OBJECTIVE -
Give the data again exactly as written, skipping any pictures.

(Dataset records)
# # # #

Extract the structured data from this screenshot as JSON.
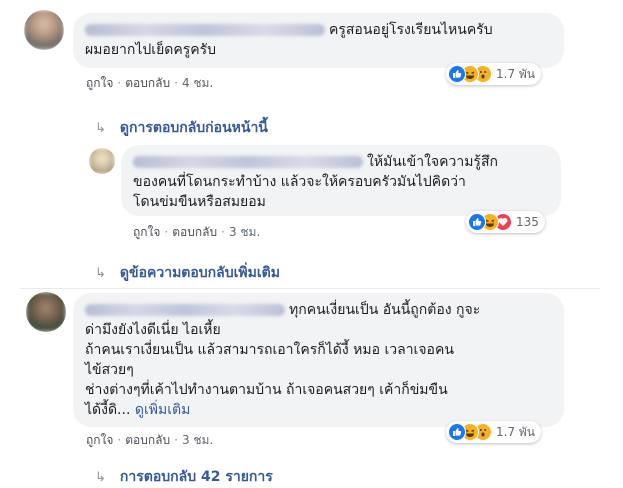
{
  "comments": [
    {
      "text_lines": [
        "ครูสอนอยู่โรงเรียนไหนครับ",
        "ผมอยากไปเย็ดครูครับ"
      ],
      "actions": {
        "like": "ถูกใจ",
        "reply": "ตอบกลับ",
        "time": "4 ชม."
      },
      "reactions": {
        "icons": [
          "like-icon",
          "haha-icon",
          "wow-icon"
        ],
        "count": "1.7 พัน"
      }
    },
    {
      "text_lines": [
        "ให้มันเข้าใจความรู้สึก",
        "ของคนที่โดนกระทำบ้าง แล้วจะให้ครอบครัวมันไปคิดว่า",
        "โดนข่มขืนหรือสมยอม"
      ],
      "actions": {
        "like": "ถูกใจ",
        "reply": "ตอบกลับ",
        "time": "3 ชม."
      },
      "reactions": {
        "icons": [
          "like-icon",
          "haha-icon",
          "love-icon"
        ],
        "count": "135"
      }
    },
    {
      "text_lines": [
        "ทุกคนเงี่ยนเป็น อันนี้ถูกต้อง กูจะ",
        "ด่ามึงยังไงดีเนี่ย ไอเหี้ย",
        "ถ้าคนเราเงี่ยนเป็น แล้วสามารถเอาใครก็ได้งี้ หมอ เวลาเจอคน",
        "ไข้สวยๆ",
        "ช่างต่างๆที่เค้าไปทำงานตามบ้าน ถ้าเจอคนสวยๆ เค้าก็ข่มขืน",
        "ได้งี้ดิ..."
      ],
      "see_more": "ดูเพิ่มเติม",
      "actions": {
        "like": "ถูกใจ",
        "reply": "ตอบกลับ",
        "time": "3 ชม."
      },
      "reactions": {
        "icons": [
          "like-icon",
          "haha-icon",
          "wow-icon"
        ],
        "count": "1.7 พัน"
      }
    }
  ],
  "reply_links": {
    "previous": "ดูการตอบกลับก่อนหน้านี้",
    "more_replies": "ดูข้อความตอบกลับเพิ่มเติม",
    "reply_count": "การตอบกลับ 42 รายการ"
  },
  "colors": {
    "bubble": "#f2f3f5",
    "link": "#385898",
    "meta": "#606770",
    "like": "#1877f2",
    "haha": "#f7b125",
    "love": "#f33e58"
  }
}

# # # #

THE ANSWER -
Extract the structured data from this screenshot as JSON.
{
  "comments": [
    {
      "text_lines": [
        "ครูสอนอยู่โรงเรียนไหนครับ",
        "ผมอยากไปเย็ดครูครับ"
      ],
      "actions": {
        "like": "ถูกใจ",
        "reply": "ตอบกลับ",
        "time": "4 ชม."
      },
      "reactions": {
        "icons": [
          "like-icon",
          "haha-icon",
          "wow-icon"
        ],
        "count": "1.7 พัน"
      }
    },
    {
      "text_lines": [
        "ให้มันเข้าใจความรู้สึก",
        "ของคนที่โดนกระทำบ้าง แล้วจะให้ครอบครัวมันไปคิดว่า",
        "โดนข่มขืนหรือสมยอม"
      ],
      "actions": {
        "like": "ถูกใจ",
        "reply": "ตอบกลับ",
        "time": "3 ชม."
      },
      "reactions": {
        "icons": [
          "like-icon",
          "haha-icon",
          "love-icon"
        ],
        "count": "135"
      }
    },
    {
      "text_lines": [
        "ทุกคนเงี่ยนเป็น อันนี้ถูกต้อง กูจะ",
        "ด่ามึงยังไงดีเนี่ย ไอเหี้ย",
        "ถ้าคนเราเงี่ยนเป็น แล้วสามารถเอาใครก็ได้งี้ หมอ เวลาเจอคน",
        "ไข้สวยๆ",
        "ช่างต่างๆที่เค้าไปทำงานตามบ้าน ถ้าเจอคนสวยๆ เค้าก็ข่มขืน",
        "ได้งี้ดิ..."
      ],
      "see_more": "ดูเพิ่มเติม",
      "actions": {
        "like": "ถูกใจ",
        "reply": "ตอบกลับ",
        "time": "3 ชม."
      },
      "reactions": {
        "icons": [
          "like-icon",
          "haha-icon",
          "wow-icon"
        ],
        "count": "1.7 พัน"
      }
    }
  ],
  "reply_links": {
    "previous": "ดูการตอบกลับก่อนหน้านี้",
    "more_replies": "ดูข้อความตอบกลับเพิ่มเติม",
    "reply_count": "การตอบกลับ 42 รายการ"
  },
  "colors": {
    "bubble": "#f2f3f5",
    "link": "#385898",
    "meta": "#606770",
    "like": "#1877f2",
    "haha": "#f7b125",
    "love": "#f33e58"
  }
}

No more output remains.